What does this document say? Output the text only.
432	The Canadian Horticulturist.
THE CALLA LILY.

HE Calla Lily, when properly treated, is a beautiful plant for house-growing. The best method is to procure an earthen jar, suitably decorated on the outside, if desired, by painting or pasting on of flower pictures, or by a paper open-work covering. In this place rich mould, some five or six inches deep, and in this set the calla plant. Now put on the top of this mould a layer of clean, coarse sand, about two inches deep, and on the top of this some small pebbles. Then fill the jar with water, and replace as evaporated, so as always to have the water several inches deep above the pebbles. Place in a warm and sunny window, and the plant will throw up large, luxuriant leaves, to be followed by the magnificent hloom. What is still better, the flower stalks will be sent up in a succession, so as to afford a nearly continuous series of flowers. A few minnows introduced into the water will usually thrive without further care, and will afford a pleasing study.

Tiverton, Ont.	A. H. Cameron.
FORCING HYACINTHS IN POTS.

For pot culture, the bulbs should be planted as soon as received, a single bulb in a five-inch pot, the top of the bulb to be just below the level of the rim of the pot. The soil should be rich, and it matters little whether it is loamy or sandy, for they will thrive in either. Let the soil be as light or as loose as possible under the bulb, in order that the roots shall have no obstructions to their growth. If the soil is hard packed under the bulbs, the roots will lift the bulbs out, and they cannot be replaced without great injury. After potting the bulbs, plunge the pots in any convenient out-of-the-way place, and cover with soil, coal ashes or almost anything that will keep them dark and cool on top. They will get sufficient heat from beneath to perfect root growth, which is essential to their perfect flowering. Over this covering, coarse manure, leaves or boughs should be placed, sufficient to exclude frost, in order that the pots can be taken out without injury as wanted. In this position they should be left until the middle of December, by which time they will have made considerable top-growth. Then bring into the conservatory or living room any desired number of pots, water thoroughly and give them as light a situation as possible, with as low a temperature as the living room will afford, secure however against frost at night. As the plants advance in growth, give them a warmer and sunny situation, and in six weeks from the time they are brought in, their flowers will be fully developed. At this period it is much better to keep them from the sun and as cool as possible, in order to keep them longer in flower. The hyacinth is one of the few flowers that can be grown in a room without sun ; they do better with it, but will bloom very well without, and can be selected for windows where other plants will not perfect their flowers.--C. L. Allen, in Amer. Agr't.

--- Requirement ---
Copy out the full set of records precisely, leaving nothing out.

--- Result ---
What does this document say? Output the text only.
432	The Canadian Horticulturist.
THE CALLA LILY.

HE Calla Lily, when properly treated, is a beautiful plant for house-growing. The best method is to procure an earthen jar, suitably decorated on the outside, if desired, by painting or pasting on of flower pictures, or by a paper open-work covering. In this place rich mould, some five or six inches deep, and in this set the calla plant. Now put on the top of this mould a layer of clean, coarse sand, about two inches deep, and on the top of this some small pebbles. Then fill the jar with water, and replace as evaporated, so as always to have the water several inches deep above the pebbles. Place in a warm and sunny window, and the plant will throw up large, luxuriant leaves, to be followed by the magnificent hloom. What is still better, the flower stalks will be sent up in a succession, so as to afford a nearly continuous series of flowers. A few minnows introduced into the water will usually thrive without further care, and will afford a pleasing study.

Tiverton, Ont.	A. H. Cameron.
FORCING HYACINTHS IN POTS.

For pot culture, the bulbs should be planted as soon as received, a single bulb in a five-inch pot, the top of the bulb to be just below the level of the rim of the pot. The soil should be rich, and it matters little whether it is loamy or sandy, for they will thrive in either. Let the soil be as light or as loose as possible under the bulb, in order that the roots shall have no obstructions to their growth. If the soil is hard packed under the bulbs, the roots will lift the bulbs out, and they cannot be replaced without great injury. After potting the bulbs, plunge the pots in any convenient out-of-the-way place, and cover with soil, coal ashes or almost anything that will keep them dark and cool on top. They will get sufficient heat from beneath to perfect root growth, which is essential to their perfect flowering. Over this covering, coarse manure, leaves or boughs should be placed, sufficient to exclude frost, in order that the pots can be taken out without injury as wanted. In this position they should be left until the middle of December, by which time they will have made considerable top-growth. Then bring into the conservatory or living room any desired number of pots, water thoroughly and give them as light a situation as possible, with as low a temperature as the living room will afford, secure however against frost at night. As the plants advance in growth, give them a warmer and sunny situation, and in six weeks from the time they are brought in, their flowers will be fully developed. At this period it is much better to keep them from the sun and as cool as possible, in order to keep them longer in flower. The hyacinth is one of the few flowers that can be grown in a room without sun ; they do better with it, but will bloom very well without, and can be selected for windows where other plants will not perfect their flowers.--C. L. Allen, in Amer. Agr't.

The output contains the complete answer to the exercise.